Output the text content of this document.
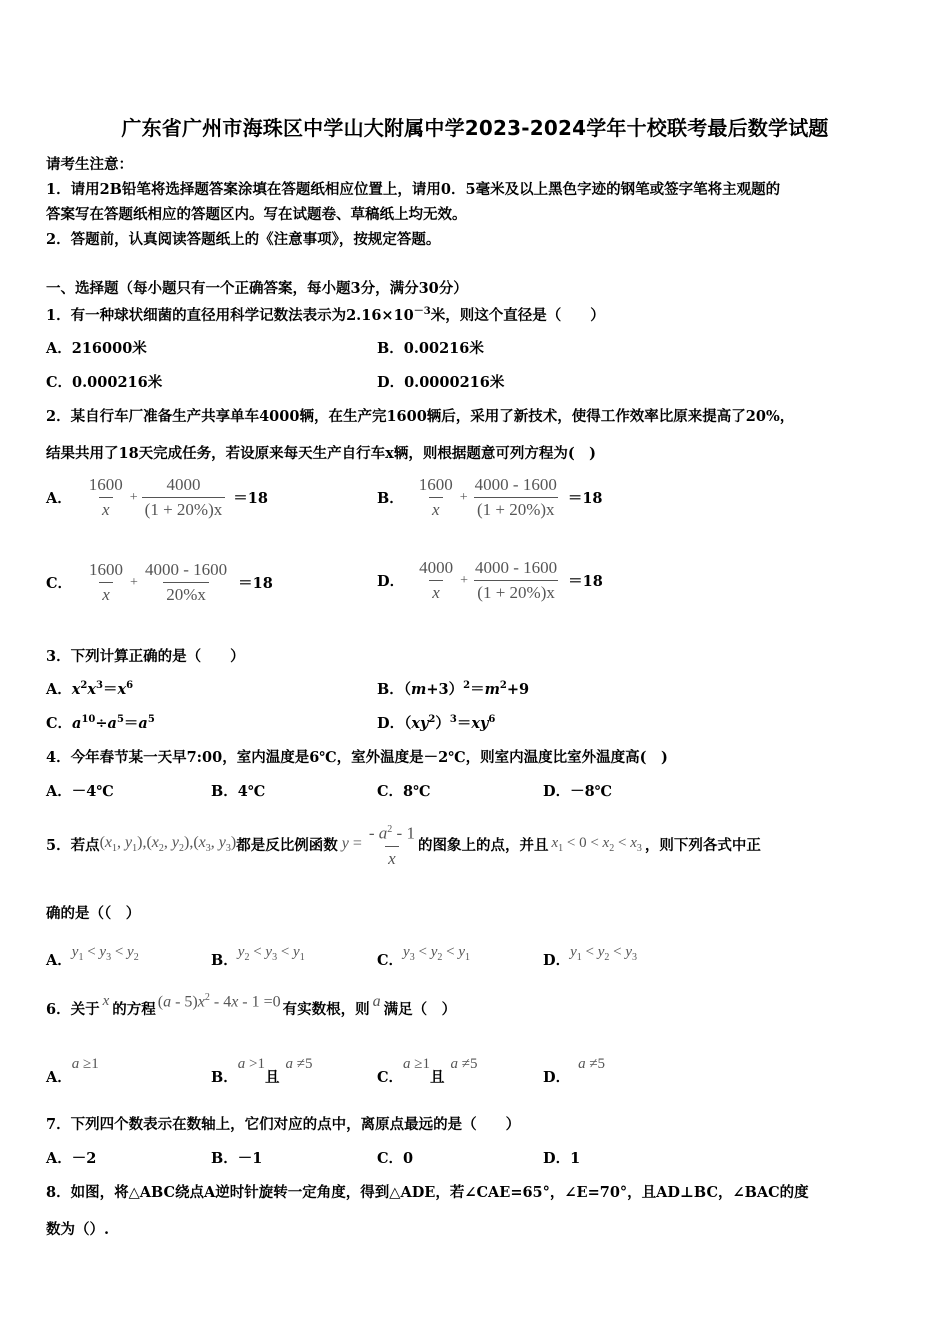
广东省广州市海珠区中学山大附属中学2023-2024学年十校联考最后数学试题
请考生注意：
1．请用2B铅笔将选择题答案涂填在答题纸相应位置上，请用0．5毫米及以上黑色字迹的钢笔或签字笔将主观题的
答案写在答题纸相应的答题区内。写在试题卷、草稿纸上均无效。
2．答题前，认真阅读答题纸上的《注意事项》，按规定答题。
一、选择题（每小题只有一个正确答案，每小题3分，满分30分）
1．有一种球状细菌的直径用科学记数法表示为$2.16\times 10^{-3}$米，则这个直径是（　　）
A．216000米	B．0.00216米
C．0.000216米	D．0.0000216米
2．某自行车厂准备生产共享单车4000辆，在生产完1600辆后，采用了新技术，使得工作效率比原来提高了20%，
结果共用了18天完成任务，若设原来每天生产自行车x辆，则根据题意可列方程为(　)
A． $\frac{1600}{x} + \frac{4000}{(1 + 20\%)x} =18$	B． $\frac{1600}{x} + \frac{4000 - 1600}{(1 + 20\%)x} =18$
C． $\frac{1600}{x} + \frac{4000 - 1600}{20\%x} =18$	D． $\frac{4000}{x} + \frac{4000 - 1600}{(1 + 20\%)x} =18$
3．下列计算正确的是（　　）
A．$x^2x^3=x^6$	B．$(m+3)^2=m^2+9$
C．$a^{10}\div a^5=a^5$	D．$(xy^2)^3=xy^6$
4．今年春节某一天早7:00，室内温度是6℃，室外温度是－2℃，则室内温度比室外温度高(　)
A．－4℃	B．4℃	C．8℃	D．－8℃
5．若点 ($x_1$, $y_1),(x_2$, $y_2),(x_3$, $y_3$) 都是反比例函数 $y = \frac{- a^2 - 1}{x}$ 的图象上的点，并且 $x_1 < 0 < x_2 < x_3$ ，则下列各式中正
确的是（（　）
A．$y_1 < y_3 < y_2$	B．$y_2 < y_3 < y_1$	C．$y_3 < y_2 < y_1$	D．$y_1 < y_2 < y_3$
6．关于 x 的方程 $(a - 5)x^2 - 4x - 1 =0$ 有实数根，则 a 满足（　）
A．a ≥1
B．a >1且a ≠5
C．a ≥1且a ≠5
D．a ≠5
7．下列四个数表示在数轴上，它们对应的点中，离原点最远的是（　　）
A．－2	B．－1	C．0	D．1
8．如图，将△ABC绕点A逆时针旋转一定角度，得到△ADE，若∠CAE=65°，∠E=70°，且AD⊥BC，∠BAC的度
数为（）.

* **EXERCISE DETAILS**: Pictures excluded, quote all the data above exactly.

* **THE ANSWER**:
Output the text content of this document.
广东省广州市海珠区中学山大附属中学2023-2024学年十校联考最后数学试题
请考生注意：
1．请用2B铅笔将选择题答案涂填在答题纸相应位置上，请用0．5毫米及以上黑色字迹的钢笔或签字笔将主观题的
答案写在答题纸相应的答题区内。写在试题卷、草稿纸上均无效。
2．答题前，认真阅读答题纸上的《注意事项》，按规定答题。
一、选择题（每小题只有一个正确答案，每小题3分，满分30分）
1．有一种球状细菌的直径用科学记数法表示为$2.16\times 10^{-3}$米，则这个直径是（　　）
A．216000米	B．0.00216米
C．0.000216米	D．0.0000216米
2．某自行车厂准备生产共享单车4000辆，在生产完1600辆后，采用了新技术，使得工作效率比原来提高了20%，
结果共用了18天完成任务，若设原来每天生产自行车x辆，则根据题意可列方程为(　)
A． $\frac{1600}{x} + \frac{4000}{(1 + 20\%)x} =18$	B． $\frac{1600}{x} + \frac{4000 - 1600}{(1 + 20\%)x} =18$
C． $\frac{1600}{x} + \frac{4000 - 1600}{20\%x} =18$	D． $\frac{4000}{x} + \frac{4000 - 1600}{(1 + 20\%)x} =18$
3．下列计算正确的是（　　）
A．$x^2x^3=x^6$	B．$(m+3)^2=m^2+9$
C．$a^{10}\div a^5=a^5$	D．$(xy^2)^3=xy^6$
4．今年春节某一天早7:00，室内温度是6℃，室外温度是－2℃，则室内温度比室外温度高(　)
A．－4℃	B．4℃	C．8℃	D．－8℃
5．若点 ($x_1$, $y_1),(x_2$, $y_2),(x_3$, $y_3$) 都是反比例函数 $y = \frac{- a^2 - 1}{x}$ 的图象上的点，并且 $x_1 < 0 < x_2 < x_3$ ，则下列各式中正
确的是（（　）
A．$y_1 < y_3 < y_2$	B．$y_2 < y_3 < y_1$	C．$y_3 < y_2 < y_1$	D．$y_1 < y_2 < y_3$
6．关于 x 的方程 $(a - 5)x^2 - 4x - 1 =0$ 有实数根，则 a 满足（　）
A．a ≥1
B．a >1且a ≠5
C．a ≥1且a ≠5
D．a ≠5
7．下列四个数表示在数轴上，它们对应的点中，离原点最远的是（　　）
A．－2	B．－1	C．0	D．1
8．如图，将△ABC绕点A逆时针旋转一定角度，得到△ADE，若∠CAE=65°，∠E=70°，且AD⊥BC，∠BAC的度
数为（）.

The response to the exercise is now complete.